TASK STATEMENT
Extract the lines that hold the string "they".

RECORDS FOR THE EXERCISE
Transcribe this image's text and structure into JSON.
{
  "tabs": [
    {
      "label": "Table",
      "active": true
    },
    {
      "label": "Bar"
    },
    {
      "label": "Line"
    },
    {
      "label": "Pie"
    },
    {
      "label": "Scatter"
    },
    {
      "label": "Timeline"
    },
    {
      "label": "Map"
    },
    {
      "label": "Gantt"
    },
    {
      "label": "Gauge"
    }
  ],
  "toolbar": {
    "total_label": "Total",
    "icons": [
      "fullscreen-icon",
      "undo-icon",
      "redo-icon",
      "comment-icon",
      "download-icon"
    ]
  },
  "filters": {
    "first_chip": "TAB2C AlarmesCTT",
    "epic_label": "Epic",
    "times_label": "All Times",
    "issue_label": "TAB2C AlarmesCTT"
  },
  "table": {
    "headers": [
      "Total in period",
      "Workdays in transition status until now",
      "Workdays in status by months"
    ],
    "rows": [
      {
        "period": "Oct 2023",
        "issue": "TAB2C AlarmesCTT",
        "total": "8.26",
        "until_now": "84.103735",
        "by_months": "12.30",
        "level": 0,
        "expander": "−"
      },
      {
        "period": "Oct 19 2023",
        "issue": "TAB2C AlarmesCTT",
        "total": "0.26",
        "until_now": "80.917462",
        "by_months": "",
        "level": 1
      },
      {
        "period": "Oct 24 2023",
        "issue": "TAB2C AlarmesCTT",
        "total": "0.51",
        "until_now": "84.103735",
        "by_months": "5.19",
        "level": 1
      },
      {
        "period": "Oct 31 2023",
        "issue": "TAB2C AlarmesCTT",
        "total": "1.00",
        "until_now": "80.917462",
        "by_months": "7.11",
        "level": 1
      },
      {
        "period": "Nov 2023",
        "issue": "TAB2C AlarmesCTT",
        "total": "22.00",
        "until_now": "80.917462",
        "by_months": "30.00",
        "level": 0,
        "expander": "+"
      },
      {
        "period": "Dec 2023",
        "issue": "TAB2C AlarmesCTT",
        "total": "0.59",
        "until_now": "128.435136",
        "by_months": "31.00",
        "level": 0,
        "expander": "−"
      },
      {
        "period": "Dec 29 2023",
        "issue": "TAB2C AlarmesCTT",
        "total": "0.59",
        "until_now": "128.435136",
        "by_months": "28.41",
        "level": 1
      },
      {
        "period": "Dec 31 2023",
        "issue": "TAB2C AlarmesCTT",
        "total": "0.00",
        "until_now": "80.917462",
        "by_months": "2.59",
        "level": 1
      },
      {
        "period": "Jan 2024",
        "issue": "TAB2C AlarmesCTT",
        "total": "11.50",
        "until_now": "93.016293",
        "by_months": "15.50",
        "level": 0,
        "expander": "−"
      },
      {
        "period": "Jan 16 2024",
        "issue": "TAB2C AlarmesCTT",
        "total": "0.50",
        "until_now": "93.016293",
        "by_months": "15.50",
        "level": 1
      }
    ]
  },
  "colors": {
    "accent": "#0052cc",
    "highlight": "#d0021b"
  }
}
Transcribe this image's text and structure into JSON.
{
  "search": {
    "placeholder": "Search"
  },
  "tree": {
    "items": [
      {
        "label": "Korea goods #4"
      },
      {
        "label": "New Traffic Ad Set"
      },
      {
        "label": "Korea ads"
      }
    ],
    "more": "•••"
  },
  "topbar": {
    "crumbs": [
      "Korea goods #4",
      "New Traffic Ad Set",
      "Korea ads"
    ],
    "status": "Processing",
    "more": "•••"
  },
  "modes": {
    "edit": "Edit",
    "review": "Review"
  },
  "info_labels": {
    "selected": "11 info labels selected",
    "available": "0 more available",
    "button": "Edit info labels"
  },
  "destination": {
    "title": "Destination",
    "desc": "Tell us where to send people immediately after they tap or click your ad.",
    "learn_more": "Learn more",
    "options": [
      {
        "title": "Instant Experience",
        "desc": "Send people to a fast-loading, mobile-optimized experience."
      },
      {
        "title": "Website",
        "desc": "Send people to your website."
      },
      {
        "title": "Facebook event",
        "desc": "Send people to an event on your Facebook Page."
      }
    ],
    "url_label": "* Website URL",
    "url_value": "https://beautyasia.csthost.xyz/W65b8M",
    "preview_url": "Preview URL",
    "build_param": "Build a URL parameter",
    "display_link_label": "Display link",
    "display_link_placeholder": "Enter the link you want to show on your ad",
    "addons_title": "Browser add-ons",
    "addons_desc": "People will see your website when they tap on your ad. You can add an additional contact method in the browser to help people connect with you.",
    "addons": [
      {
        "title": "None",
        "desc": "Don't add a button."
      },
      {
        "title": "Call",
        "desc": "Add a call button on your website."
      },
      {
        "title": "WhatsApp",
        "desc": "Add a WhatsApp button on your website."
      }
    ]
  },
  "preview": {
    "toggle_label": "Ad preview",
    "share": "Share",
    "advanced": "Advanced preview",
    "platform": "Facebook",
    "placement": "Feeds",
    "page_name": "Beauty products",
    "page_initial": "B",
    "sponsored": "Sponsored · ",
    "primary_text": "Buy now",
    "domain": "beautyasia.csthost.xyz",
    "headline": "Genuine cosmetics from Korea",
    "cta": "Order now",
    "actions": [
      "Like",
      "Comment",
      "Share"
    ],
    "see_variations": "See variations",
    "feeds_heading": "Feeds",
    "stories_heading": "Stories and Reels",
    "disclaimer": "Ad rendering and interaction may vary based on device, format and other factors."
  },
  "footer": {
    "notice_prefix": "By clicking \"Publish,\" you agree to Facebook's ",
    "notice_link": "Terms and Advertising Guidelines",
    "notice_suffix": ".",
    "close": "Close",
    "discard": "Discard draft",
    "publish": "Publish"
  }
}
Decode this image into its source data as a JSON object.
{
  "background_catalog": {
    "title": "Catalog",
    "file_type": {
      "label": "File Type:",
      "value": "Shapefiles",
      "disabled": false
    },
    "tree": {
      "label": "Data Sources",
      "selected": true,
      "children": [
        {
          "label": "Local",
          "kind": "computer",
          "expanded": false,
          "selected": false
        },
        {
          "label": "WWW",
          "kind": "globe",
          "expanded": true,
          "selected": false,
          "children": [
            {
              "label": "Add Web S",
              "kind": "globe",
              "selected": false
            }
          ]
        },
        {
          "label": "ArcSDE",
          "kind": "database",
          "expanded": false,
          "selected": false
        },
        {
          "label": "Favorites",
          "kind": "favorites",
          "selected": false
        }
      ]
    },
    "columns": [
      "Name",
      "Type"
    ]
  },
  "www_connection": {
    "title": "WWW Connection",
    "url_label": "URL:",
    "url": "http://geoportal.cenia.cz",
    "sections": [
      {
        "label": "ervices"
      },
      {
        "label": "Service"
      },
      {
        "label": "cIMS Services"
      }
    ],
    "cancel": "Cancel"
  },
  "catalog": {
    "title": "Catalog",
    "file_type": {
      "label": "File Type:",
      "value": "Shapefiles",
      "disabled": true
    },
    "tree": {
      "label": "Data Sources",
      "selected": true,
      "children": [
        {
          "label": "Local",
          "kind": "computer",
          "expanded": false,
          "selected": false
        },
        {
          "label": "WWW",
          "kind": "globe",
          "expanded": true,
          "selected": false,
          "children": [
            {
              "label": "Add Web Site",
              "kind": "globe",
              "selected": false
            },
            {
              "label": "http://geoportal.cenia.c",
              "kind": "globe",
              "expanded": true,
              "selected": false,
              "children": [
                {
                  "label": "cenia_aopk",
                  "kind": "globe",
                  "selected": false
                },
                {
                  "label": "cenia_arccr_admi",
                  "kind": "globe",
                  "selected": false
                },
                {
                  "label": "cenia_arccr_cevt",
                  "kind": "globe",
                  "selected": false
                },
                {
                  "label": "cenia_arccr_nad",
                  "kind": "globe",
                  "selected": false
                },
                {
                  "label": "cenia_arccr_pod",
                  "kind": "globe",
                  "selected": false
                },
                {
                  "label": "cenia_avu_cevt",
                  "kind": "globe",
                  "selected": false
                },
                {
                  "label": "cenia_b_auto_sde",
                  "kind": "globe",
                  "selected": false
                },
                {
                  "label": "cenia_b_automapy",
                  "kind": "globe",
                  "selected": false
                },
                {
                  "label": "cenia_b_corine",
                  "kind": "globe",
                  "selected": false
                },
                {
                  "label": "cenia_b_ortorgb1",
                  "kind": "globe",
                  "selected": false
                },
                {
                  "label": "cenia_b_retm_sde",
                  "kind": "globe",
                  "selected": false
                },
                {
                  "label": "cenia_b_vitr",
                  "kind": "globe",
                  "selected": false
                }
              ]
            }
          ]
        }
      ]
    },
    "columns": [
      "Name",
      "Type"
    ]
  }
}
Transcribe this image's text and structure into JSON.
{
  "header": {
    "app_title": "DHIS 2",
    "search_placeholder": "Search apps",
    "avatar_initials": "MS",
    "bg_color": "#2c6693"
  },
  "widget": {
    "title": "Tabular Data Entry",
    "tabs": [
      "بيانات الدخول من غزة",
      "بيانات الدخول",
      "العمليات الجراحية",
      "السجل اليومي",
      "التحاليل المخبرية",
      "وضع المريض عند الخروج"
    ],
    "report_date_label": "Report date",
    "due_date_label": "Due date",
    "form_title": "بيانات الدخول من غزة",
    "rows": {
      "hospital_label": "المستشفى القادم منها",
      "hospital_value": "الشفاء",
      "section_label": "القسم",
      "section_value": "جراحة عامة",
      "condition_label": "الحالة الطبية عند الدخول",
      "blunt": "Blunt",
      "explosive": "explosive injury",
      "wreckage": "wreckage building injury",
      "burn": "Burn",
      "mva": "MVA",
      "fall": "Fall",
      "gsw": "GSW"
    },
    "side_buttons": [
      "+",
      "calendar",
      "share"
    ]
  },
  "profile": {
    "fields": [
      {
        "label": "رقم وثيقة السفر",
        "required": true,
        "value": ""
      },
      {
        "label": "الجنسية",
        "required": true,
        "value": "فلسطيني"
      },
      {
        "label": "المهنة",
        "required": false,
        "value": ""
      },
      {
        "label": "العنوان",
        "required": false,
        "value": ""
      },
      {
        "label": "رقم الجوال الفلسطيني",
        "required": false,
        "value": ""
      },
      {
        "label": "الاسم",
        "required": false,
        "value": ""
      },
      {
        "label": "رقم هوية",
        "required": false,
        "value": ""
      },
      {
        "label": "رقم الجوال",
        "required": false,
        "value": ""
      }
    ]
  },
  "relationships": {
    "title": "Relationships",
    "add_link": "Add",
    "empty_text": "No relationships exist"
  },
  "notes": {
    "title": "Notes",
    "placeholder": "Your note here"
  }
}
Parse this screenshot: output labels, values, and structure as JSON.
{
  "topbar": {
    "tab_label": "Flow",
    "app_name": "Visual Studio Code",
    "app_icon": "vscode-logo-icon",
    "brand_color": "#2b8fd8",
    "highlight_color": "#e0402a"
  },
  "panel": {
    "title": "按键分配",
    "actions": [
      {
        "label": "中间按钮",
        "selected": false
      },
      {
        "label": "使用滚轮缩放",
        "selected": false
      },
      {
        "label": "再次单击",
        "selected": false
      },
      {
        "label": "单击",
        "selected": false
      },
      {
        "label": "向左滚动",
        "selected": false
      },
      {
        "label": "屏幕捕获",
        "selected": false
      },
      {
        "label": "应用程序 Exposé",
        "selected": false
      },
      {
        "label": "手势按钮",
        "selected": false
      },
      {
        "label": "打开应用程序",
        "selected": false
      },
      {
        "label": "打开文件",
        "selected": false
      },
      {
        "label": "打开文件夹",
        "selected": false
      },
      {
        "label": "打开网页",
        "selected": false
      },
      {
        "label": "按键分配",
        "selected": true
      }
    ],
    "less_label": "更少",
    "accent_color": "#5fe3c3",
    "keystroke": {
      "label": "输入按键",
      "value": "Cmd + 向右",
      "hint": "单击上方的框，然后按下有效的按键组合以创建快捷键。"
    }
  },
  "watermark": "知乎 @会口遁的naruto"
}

SOLUTION TO THIS TASK
    "desc": "Tell us where to send people immediately after they tap or click your ad.",
    "addons_desc": "People will see your website when they tap on your ad. You can add an additional contact method in the browser to help people connect with you.",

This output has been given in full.